Text excerpt:
((
One of QTC’s early goals was to build the capacity to issue every type of instrument in every market and every currency in the world. Accordingly, a framework was established to be able to issue domestic volumes in one stream, commercial paper in another, and medium-term notes in a third stream, with registrations in Japan, the United States, and Europe, and listings in London and, later, Luxembourg. With exposure to the liquid Australian dollar, a demonstrated market, and a reasonable security of supply, QTC’s products quickly became an attractive investment.
))
Problem A:
Write out the passage of the QTC excerpt from "One of QTC’s" up to and including "an attractive investment.", keeping every word unchanged.
Problem B:
List every country, region, or city named in the QTC excerpt.
The lines that come after this have no connection to the QTC excerpt.

Extracted information:
((
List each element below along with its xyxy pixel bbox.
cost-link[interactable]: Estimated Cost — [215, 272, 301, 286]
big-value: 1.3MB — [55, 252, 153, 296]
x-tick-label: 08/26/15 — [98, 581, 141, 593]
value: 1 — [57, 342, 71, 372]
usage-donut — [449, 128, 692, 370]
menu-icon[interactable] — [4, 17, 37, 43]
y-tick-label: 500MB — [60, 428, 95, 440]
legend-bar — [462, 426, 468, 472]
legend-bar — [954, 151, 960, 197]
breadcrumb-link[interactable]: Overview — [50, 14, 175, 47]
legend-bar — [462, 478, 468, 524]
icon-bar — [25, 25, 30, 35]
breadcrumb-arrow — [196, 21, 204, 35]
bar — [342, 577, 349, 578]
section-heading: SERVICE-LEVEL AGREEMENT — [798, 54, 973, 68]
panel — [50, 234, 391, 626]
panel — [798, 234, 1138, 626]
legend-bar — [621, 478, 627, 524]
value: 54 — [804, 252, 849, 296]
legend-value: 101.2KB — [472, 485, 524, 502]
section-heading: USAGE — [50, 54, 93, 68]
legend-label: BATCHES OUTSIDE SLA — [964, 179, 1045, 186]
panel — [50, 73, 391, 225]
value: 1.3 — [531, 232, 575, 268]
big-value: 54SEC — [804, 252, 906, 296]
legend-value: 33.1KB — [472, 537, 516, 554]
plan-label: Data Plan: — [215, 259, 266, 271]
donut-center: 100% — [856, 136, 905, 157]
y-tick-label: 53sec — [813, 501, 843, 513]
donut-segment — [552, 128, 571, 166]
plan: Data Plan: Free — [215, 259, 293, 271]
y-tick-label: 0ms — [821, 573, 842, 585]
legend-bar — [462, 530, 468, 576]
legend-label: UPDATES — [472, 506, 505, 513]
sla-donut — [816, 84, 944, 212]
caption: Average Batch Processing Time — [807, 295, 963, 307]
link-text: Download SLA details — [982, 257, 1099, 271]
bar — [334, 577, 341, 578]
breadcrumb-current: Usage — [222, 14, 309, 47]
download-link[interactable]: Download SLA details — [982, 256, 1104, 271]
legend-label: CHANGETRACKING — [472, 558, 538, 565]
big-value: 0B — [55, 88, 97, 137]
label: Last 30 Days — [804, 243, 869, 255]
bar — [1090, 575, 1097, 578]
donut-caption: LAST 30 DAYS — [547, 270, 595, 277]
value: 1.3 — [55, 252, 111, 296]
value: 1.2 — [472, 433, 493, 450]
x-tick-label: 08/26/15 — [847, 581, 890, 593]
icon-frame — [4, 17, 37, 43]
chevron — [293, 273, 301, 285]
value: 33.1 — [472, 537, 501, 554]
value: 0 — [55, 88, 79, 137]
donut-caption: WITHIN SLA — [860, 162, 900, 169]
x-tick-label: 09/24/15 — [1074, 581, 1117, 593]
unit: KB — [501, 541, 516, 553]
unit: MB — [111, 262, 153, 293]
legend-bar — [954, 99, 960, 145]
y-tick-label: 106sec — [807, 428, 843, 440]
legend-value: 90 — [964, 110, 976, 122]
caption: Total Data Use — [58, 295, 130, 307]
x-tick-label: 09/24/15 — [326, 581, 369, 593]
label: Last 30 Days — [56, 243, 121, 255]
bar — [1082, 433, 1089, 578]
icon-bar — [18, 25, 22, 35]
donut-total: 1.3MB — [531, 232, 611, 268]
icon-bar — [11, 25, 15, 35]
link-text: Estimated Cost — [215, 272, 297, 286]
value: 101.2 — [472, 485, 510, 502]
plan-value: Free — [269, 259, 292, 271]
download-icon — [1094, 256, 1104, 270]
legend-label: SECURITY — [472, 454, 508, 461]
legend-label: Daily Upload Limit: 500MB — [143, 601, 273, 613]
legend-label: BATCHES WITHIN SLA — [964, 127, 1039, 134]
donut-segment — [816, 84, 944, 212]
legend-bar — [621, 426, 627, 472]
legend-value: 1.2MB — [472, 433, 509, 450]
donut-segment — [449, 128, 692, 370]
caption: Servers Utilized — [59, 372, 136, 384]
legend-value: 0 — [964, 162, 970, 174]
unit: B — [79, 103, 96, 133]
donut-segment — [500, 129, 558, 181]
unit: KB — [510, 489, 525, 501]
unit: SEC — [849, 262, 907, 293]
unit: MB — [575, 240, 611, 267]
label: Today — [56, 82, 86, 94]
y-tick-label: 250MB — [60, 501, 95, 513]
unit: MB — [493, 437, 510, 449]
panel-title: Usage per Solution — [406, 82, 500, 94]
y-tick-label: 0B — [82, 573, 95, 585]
))
Task answer A:
One of QTC’s early goals was to build the capacity to issue every type of instrument in every market and every currency in the world. Accordingly, a framework was established to be able to issue domestic volumes in one stream, commercial paper in another, and medium-term notes in a third stream, with registrations in Japan, the United States, and Europe, and listings in London and, later, Luxembourg. With exposure to the liquid Australian dollar, a demonstrated market, and a reasonable security of supply, QTC’s products quickly became an attractive investment.

Task answer B:
Japan, the United States, Europe, London, Luxembourg